### Do this
Each line of the material must be repeated precisely, with the pictures left out.

*-*-*

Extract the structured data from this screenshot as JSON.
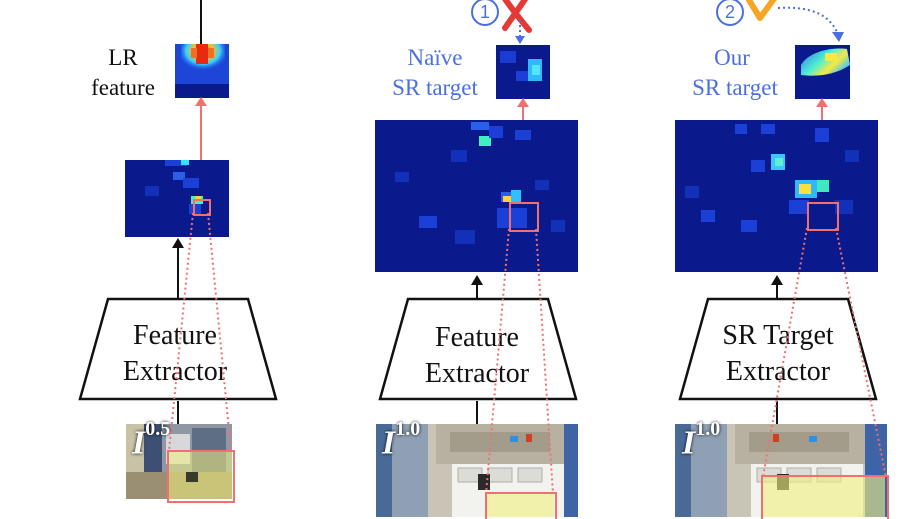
{
  "columns": [
    {
      "id": "lr",
      "target_label": [
        "LR",
        "feature"
      ],
      "extractor_label": [
        "Feature",
        "Extractor"
      ],
      "image_label": {
        "base": "I",
        "sup": "0.5"
      }
    },
    {
      "id": "naive",
      "step": "1",
      "mark": "cross",
      "target_label": [
        "Naïve",
        "SR target"
      ],
      "extractor_label": [
        "Feature",
        "Extractor"
      ],
      "image_label": {
        "base": "I",
        "sup": "1.0"
      }
    },
    {
      "id": "ours",
      "step": "2",
      "mark": "check",
      "target_label": [
        "Our",
        "SR target"
      ],
      "extractor_label": [
        "SR Target",
        "Extractor"
      ],
      "image_label": {
        "base": "I",
        "sup": "1.0"
      }
    }
  ],
  "colors": {
    "label_blue": "#4a6fe0",
    "link_red": "#f07070",
    "cross_red": "#e53935",
    "check_orange": "#f6a623",
    "heatmap_bg": "#0a1a8c"
  }
}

*-*-*

### Solution
Extract the structured data from this screenshot as JSON.
{
  "columns": [
    {
      "id": "lr",
      "target_label": [
        "LR",
        "feature"
      ],
      "extractor_label": [
        "Feature",
        "Extractor"
      ],
      "image_label": {
        "base": "I",
        "sup": "0.5"
      }
    },
    {
      "id": "naive",
      "step": "1",
      "mark": "cross",
      "target_label": [
        "Naïve",
        "SR target"
      ],
      "extractor_label": [
        "Feature",
        "Extractor"
      ],
      "image_label": {
        "base": "I",
        "sup": "1.0"
      }
    },
    {
      "id": "ours",
      "step": "2",
      "mark": "check",
      "target_label": [
        "Our",
        "SR target"
      ],
      "extractor_label": [
        "SR Target",
        "Extractor"
      ],
      "image_label": {
        "base": "I",
        "sup": "1.0"
      }
    }
  ],
  "colors": {
    "label_blue": "#4a6fe0",
    "link_red": "#f07070",
    "cross_red": "#e53935",
    "check_orange": "#f6a623",
    "heatmap_bg": "#0a1a8c"
  }
}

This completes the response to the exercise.